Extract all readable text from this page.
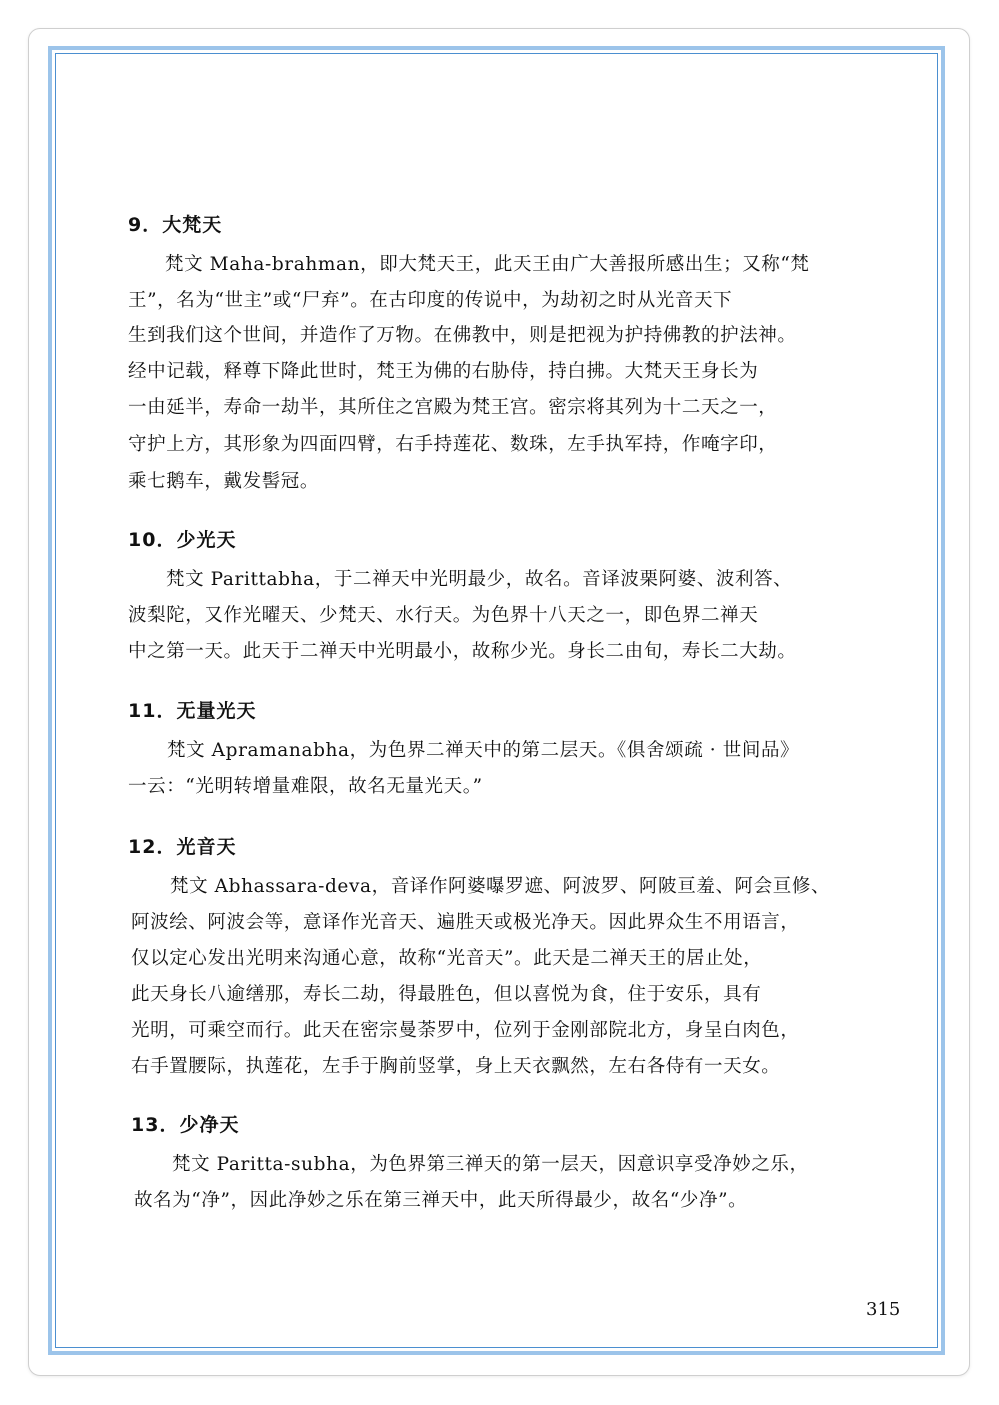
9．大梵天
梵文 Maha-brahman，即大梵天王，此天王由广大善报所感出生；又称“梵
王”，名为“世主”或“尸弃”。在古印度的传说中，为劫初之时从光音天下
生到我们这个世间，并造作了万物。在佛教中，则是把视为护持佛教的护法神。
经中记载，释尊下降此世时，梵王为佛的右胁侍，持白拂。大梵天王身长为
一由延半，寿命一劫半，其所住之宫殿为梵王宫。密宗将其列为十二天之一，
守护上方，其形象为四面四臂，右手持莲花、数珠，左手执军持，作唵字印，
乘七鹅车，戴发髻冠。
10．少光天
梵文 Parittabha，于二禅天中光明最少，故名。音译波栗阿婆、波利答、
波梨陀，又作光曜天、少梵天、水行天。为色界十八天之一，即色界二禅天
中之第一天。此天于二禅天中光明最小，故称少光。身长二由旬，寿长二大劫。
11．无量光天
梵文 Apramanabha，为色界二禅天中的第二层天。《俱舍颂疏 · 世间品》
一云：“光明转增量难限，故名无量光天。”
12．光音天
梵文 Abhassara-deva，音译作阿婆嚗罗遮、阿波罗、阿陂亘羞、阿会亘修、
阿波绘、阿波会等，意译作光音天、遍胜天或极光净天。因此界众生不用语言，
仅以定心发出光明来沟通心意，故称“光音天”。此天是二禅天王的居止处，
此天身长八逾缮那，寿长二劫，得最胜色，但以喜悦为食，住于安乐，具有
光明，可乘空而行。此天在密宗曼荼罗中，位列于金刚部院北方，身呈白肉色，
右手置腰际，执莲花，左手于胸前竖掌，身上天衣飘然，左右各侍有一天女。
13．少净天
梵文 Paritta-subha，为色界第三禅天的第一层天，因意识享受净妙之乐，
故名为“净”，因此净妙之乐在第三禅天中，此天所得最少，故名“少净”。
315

## Stated problem
Your task is to copy the entries in full and exactly, without any images.

## Finished task
Extract all readable text from this page.
9．大梵天
梵文 Maha-brahman，即大梵天王，此天王由广大善报所感出生；又称“梵
王”，名为“世主”或“尸弃”。在古印度的传说中，为劫初之时从光音天下
生到我们这个世间，并造作了万物。在佛教中，则是把视为护持佛教的护法神。
经中记载，释尊下降此世时，梵王为佛的右胁侍，持白拂。大梵天王身长为
一由延半，寿命一劫半，其所住之宫殿为梵王宫。密宗将其列为十二天之一，
守护上方，其形象为四面四臂，右手持莲花、数珠，左手执军持，作唵字印，
乘七鹅车，戴发髻冠。
10．少光天
梵文 Parittabha，于二禅天中光明最少，故名。音译波栗阿婆、波利答、
波梨陀，又作光曜天、少梵天、水行天。为色界十八天之一，即色界二禅天
中之第一天。此天于二禅天中光明最小，故称少光。身长二由旬，寿长二大劫。
11．无量光天
梵文 Apramanabha，为色界二禅天中的第二层天。《俱舍颂疏 · 世间品》
一云：“光明转增量难限，故名无量光天。”
12．光音天
梵文 Abhassara-deva，音译作阿婆嚗罗遮、阿波罗、阿陂亘羞、阿会亘修、
阿波绘、阿波会等，意译作光音天、遍胜天或极光净天。因此界众生不用语言，
仅以定心发出光明来沟通心意，故称“光音天”。此天是二禅天王的居止处，
此天身长八逾缮那，寿长二劫，得最胜色，但以喜悦为食，住于安乐，具有
光明，可乘空而行。此天在密宗曼荼罗中，位列于金刚部院北方，身呈白肉色，
右手置腰际，执莲花，左手于胸前竖掌，身上天衣飘然，左右各侍有一天女。
13．少净天
梵文 Paritta-subha，为色界第三禅天的第一层天，因意识享受净妙之乐，
故名为“净”，因此净妙之乐在第三禅天中，此天所得最少，故名“少净”。
315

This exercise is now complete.